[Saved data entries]
________________________________________

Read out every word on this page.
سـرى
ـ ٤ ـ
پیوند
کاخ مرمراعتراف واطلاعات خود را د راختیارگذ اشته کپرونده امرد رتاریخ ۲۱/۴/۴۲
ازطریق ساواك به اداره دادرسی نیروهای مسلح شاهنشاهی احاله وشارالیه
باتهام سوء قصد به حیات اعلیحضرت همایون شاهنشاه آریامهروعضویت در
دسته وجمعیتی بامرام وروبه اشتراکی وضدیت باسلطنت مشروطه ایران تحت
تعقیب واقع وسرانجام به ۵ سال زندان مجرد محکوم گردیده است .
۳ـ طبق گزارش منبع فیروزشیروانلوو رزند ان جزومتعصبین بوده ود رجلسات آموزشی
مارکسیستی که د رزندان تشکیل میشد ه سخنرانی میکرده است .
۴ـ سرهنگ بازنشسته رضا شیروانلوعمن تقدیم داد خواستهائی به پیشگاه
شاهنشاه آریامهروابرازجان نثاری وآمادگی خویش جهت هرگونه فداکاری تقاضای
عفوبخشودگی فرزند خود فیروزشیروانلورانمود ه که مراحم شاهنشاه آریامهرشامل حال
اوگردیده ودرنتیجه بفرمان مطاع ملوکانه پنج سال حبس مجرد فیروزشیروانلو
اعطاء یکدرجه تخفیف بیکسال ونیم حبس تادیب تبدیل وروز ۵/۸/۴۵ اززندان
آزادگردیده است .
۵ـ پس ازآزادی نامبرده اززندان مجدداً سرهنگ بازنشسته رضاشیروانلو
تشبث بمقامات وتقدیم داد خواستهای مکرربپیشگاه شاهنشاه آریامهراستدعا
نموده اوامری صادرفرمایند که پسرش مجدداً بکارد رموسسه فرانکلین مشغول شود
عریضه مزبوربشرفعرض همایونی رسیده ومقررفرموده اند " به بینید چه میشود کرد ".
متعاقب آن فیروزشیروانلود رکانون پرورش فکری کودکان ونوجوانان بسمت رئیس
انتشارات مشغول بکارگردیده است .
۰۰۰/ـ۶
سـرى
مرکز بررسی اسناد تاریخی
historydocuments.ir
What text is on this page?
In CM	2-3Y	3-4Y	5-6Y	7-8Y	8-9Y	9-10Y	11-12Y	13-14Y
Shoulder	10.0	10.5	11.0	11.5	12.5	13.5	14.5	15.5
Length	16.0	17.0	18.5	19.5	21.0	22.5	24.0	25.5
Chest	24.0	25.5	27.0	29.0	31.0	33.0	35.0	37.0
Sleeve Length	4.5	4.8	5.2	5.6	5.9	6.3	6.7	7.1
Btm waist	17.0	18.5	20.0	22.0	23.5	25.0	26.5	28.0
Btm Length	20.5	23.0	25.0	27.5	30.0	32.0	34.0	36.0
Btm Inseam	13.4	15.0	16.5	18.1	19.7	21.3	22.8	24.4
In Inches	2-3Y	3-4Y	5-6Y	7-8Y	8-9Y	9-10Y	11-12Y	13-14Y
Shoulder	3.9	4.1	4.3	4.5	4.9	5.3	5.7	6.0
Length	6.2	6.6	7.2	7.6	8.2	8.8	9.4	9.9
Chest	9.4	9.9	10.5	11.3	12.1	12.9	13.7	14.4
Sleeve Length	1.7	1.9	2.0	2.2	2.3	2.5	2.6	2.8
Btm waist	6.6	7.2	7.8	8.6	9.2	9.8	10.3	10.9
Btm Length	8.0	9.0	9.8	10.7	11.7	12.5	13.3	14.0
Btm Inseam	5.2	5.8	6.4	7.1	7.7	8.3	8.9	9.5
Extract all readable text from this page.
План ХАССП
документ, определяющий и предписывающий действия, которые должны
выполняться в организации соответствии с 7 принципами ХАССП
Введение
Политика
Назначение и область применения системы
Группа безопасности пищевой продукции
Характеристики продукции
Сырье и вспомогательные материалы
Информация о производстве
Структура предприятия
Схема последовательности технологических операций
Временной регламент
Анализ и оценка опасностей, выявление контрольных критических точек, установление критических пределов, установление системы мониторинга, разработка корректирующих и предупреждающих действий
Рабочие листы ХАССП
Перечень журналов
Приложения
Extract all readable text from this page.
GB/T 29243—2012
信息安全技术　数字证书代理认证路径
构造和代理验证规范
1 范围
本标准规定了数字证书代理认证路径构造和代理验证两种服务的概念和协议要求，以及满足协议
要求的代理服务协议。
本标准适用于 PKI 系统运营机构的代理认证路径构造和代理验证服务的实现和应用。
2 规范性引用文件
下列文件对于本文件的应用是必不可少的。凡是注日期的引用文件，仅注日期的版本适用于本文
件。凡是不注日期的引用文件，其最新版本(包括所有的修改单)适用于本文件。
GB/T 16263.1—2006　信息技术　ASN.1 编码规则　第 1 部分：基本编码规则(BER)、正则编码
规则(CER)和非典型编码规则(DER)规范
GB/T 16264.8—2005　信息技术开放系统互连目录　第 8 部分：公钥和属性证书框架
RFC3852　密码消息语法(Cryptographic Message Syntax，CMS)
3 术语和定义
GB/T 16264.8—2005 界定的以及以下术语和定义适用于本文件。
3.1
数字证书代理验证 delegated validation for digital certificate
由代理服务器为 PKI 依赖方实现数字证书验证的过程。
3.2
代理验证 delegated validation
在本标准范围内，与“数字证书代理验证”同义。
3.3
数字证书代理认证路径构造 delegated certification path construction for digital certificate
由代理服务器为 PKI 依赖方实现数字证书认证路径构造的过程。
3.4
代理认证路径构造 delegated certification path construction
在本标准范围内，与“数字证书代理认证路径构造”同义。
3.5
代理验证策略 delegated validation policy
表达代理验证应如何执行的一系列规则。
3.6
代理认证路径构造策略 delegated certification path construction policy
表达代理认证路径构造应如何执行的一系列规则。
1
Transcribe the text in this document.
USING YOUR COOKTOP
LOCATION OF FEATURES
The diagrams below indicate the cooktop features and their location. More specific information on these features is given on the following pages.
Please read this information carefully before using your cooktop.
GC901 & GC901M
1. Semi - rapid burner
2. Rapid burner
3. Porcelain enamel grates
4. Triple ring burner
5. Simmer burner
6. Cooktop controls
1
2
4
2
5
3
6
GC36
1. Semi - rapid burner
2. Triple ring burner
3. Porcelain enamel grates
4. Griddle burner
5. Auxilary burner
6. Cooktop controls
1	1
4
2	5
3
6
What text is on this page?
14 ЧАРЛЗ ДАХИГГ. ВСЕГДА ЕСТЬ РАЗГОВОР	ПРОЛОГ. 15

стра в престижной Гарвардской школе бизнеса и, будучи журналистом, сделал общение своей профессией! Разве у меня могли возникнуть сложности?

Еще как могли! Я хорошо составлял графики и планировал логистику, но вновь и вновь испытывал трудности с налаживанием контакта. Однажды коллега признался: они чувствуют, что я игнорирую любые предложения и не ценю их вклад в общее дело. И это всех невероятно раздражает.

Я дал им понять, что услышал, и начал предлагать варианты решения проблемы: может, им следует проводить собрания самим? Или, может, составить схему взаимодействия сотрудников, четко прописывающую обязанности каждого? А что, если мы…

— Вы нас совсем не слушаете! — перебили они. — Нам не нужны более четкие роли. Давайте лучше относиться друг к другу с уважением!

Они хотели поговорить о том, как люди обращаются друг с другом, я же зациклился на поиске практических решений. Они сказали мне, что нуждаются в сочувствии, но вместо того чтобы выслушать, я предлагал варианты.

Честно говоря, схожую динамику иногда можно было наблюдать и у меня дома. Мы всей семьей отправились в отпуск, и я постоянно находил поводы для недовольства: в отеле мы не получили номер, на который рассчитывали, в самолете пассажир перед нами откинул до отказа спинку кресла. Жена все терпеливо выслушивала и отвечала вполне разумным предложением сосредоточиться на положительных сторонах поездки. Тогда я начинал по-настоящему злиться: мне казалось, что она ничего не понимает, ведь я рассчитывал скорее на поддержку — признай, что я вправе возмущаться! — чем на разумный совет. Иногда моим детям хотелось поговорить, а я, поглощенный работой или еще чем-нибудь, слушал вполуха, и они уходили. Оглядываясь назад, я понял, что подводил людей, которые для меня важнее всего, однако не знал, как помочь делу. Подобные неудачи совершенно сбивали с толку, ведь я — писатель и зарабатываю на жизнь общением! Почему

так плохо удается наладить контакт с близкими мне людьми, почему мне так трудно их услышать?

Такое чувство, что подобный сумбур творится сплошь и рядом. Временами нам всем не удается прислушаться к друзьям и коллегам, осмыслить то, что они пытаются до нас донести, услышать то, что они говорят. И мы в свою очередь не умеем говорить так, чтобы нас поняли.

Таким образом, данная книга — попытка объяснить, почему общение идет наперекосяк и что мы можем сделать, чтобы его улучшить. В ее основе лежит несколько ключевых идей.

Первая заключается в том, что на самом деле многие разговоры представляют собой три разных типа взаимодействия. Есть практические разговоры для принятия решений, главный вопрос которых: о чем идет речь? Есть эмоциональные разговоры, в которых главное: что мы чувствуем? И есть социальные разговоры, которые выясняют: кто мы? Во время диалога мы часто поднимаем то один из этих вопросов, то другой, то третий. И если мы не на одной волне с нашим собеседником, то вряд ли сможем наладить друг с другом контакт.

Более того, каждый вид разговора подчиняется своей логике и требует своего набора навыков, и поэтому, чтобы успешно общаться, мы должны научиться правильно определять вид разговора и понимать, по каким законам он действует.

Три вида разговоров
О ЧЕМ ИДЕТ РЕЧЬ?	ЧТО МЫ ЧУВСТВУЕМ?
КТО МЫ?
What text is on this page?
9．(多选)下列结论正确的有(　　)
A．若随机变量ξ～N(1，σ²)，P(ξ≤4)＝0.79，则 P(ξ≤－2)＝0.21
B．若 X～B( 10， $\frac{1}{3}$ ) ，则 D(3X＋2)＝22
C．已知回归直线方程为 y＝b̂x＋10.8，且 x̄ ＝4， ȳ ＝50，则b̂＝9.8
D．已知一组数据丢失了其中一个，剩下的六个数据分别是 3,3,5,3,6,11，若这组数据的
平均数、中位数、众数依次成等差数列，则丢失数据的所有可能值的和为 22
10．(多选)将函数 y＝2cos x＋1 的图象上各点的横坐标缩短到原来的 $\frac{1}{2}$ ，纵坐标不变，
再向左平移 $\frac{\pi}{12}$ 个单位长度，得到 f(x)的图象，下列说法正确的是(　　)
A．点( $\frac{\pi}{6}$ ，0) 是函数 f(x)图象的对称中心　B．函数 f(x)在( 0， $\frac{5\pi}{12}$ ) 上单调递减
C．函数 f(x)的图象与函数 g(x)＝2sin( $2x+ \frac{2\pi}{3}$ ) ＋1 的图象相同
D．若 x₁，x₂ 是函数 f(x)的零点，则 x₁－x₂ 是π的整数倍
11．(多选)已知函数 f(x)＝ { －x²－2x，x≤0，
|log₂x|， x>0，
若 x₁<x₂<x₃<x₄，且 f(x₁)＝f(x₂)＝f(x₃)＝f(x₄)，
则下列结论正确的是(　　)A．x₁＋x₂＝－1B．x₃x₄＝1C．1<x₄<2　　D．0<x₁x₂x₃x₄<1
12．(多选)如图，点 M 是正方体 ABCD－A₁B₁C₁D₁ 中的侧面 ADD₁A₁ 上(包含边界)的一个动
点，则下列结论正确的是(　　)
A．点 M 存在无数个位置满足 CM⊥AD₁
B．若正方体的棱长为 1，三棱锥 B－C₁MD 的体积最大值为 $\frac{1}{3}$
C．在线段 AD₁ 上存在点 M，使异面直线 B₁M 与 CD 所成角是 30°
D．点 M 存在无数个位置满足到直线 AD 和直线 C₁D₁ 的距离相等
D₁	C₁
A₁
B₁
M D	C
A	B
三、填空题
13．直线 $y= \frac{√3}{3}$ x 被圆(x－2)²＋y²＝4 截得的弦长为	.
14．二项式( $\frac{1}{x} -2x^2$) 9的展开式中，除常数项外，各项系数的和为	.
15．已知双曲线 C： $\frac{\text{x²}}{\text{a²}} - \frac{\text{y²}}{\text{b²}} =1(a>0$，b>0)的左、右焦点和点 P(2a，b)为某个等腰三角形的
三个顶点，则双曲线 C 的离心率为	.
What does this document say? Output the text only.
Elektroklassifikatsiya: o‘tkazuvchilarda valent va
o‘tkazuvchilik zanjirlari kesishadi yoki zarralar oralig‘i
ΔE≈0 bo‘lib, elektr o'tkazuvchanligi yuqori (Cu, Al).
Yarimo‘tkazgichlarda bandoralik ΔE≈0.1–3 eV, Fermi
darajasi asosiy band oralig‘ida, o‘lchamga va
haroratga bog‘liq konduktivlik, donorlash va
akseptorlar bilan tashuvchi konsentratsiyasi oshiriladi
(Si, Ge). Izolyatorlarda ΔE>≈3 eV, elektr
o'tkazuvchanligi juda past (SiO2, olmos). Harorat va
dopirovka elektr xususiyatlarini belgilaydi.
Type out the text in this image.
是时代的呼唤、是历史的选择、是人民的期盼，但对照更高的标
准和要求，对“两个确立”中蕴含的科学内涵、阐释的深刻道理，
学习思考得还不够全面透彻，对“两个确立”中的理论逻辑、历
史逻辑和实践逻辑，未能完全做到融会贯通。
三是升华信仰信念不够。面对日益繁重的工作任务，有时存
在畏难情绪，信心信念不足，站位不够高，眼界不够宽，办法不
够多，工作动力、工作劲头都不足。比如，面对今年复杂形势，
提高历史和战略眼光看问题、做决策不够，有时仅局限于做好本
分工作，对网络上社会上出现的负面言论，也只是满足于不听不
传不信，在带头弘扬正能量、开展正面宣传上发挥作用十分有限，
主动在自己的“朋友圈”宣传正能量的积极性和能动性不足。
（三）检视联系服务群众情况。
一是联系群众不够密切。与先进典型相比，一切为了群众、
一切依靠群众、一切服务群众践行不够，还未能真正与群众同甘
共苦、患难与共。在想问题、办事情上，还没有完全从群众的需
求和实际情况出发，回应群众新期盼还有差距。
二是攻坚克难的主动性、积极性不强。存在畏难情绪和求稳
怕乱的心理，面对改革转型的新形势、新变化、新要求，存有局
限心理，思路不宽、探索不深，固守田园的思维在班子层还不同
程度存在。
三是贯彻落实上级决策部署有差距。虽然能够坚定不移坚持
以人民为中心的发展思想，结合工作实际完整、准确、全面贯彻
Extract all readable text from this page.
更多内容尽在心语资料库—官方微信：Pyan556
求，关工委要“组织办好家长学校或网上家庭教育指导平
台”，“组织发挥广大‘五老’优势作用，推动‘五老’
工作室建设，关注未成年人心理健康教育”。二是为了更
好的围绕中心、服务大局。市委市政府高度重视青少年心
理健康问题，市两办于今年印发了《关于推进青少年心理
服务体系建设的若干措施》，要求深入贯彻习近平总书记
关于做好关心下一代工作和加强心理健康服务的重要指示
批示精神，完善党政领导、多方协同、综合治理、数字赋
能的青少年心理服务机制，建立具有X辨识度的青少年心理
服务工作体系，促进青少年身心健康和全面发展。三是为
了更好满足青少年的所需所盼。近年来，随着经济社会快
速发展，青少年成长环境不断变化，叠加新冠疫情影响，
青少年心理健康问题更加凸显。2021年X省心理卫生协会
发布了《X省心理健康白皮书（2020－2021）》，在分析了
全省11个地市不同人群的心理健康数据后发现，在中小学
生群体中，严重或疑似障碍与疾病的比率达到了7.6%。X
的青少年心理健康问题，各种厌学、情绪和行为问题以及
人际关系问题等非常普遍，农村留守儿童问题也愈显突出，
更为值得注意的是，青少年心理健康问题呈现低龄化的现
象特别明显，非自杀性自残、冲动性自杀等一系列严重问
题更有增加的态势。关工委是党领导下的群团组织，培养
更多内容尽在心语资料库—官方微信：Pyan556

________________________________________

AIM - Which lines contain "системы"? Copy each of them out.

COMPLETED TASK -
Назначение и область применения системы
Анализ и оценка опасностей, выявление контрольных критических точек, установление критических пределов, установление системы мониторинга, разработка корректирующих и предупреждающих действий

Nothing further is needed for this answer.